--- INPUT DATA ---

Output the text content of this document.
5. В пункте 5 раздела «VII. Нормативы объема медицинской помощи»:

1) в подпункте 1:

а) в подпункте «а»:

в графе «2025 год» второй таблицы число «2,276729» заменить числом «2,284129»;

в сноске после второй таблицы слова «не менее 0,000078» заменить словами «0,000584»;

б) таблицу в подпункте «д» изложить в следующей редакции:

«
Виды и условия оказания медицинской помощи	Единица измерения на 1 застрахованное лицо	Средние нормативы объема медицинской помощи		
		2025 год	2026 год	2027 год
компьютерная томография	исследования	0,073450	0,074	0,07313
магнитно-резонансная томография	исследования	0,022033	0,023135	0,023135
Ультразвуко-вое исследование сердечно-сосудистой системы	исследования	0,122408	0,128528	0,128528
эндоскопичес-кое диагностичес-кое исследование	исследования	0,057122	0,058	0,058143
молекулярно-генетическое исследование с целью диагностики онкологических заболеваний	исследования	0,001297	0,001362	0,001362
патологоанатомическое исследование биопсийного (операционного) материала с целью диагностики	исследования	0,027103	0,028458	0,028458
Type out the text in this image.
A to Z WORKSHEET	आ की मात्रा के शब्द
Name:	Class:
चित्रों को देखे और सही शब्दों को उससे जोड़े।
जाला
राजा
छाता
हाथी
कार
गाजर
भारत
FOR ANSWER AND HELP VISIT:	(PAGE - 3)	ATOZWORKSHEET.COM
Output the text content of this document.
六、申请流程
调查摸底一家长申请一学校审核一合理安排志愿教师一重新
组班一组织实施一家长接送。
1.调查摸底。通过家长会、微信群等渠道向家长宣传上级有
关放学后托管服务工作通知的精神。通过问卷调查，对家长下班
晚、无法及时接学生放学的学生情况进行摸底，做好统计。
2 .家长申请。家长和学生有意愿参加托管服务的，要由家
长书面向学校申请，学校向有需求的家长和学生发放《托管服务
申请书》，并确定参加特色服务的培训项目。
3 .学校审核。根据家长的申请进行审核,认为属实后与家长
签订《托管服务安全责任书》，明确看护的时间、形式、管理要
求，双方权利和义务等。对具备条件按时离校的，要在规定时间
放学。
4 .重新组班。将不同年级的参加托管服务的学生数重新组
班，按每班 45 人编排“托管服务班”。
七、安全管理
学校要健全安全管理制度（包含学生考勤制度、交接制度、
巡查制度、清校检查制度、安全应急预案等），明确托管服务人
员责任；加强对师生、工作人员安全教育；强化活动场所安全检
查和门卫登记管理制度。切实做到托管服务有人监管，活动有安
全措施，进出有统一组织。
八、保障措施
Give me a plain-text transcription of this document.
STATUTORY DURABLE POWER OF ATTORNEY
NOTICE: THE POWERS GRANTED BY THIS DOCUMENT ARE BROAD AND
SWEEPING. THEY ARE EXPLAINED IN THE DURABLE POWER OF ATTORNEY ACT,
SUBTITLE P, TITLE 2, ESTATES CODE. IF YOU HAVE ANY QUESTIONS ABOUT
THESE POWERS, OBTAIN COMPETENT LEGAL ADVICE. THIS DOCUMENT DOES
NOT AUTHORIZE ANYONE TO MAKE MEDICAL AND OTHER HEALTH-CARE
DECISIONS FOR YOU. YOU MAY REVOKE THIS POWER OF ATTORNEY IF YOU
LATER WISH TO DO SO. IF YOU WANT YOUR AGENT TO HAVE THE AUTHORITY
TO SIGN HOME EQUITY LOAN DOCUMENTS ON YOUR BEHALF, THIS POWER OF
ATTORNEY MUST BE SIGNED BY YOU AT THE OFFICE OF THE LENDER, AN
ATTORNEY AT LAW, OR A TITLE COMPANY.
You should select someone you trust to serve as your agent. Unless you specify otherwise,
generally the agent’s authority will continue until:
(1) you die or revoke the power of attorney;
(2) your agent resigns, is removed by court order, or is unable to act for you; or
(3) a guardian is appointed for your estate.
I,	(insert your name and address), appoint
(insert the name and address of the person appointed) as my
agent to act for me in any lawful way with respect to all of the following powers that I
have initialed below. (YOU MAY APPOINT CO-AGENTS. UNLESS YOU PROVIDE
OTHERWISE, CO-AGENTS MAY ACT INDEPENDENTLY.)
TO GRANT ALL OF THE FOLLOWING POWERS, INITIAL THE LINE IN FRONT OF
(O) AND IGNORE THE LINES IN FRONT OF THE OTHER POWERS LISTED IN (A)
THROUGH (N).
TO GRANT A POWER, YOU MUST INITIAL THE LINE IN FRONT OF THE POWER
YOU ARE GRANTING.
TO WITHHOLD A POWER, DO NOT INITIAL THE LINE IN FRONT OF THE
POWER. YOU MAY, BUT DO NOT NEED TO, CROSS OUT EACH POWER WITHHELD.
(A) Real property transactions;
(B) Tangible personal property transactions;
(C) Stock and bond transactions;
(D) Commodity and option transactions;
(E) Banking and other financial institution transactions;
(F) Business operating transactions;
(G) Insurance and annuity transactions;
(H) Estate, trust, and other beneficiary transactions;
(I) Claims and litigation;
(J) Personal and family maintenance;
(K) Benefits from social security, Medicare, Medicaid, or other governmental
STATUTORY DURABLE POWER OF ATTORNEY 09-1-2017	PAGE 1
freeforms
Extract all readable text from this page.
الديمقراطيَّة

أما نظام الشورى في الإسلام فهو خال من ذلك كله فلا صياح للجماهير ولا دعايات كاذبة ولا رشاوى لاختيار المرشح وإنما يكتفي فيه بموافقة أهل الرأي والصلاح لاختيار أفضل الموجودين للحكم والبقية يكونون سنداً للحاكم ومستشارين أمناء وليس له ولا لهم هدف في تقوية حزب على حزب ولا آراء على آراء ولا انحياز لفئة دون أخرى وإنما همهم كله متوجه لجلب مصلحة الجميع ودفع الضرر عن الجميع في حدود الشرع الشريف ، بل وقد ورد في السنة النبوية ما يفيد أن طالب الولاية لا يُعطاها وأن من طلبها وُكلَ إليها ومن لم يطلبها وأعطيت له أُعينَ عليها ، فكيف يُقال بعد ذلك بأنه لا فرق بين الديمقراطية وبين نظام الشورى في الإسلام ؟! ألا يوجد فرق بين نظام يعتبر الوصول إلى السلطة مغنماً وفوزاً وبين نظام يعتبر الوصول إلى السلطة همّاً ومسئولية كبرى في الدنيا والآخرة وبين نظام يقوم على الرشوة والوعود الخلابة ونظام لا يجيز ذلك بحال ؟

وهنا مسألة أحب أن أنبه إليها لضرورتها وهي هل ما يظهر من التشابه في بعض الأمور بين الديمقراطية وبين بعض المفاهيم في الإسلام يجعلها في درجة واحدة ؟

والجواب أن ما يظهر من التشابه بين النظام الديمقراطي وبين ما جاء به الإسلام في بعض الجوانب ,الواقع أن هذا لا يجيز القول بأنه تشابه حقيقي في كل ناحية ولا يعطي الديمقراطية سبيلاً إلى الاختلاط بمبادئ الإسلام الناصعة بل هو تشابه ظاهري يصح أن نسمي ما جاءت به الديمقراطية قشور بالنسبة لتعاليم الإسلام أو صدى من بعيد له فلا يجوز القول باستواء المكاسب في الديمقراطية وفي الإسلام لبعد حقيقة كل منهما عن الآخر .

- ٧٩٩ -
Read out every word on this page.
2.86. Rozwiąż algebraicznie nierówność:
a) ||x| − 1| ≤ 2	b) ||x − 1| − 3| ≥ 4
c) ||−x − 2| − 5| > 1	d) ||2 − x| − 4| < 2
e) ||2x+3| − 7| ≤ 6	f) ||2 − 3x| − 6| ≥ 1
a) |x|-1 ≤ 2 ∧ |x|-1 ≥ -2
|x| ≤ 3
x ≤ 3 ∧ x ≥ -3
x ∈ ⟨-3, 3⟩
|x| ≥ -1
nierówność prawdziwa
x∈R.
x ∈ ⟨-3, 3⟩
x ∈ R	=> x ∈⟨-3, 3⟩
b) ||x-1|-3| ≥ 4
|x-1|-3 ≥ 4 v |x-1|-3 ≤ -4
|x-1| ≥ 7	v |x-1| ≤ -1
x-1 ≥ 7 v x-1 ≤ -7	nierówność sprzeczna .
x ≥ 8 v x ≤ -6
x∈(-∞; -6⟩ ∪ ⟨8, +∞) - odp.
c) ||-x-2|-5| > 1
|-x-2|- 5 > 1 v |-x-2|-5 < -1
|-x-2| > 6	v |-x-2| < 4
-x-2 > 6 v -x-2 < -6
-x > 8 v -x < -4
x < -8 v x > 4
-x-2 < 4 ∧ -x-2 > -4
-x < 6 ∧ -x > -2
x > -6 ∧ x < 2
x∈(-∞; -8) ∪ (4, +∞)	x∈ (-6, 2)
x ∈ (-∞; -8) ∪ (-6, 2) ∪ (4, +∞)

---

▸ TASK DESCRIPTION
In the listing, find all lines with the string "DURABLE" and copy them.

▸ SOLUTION TO THE PROBLEM
STATUTORY DURABLE POWER OF ATTORNEY
SWEEPING. THEY ARE EXPLAINED IN THE DURABLE POWER OF ATTORNEY ACT,
STATUTORY DURABLE POWER OF ATTORNEY 09-1-2017	PAGE 1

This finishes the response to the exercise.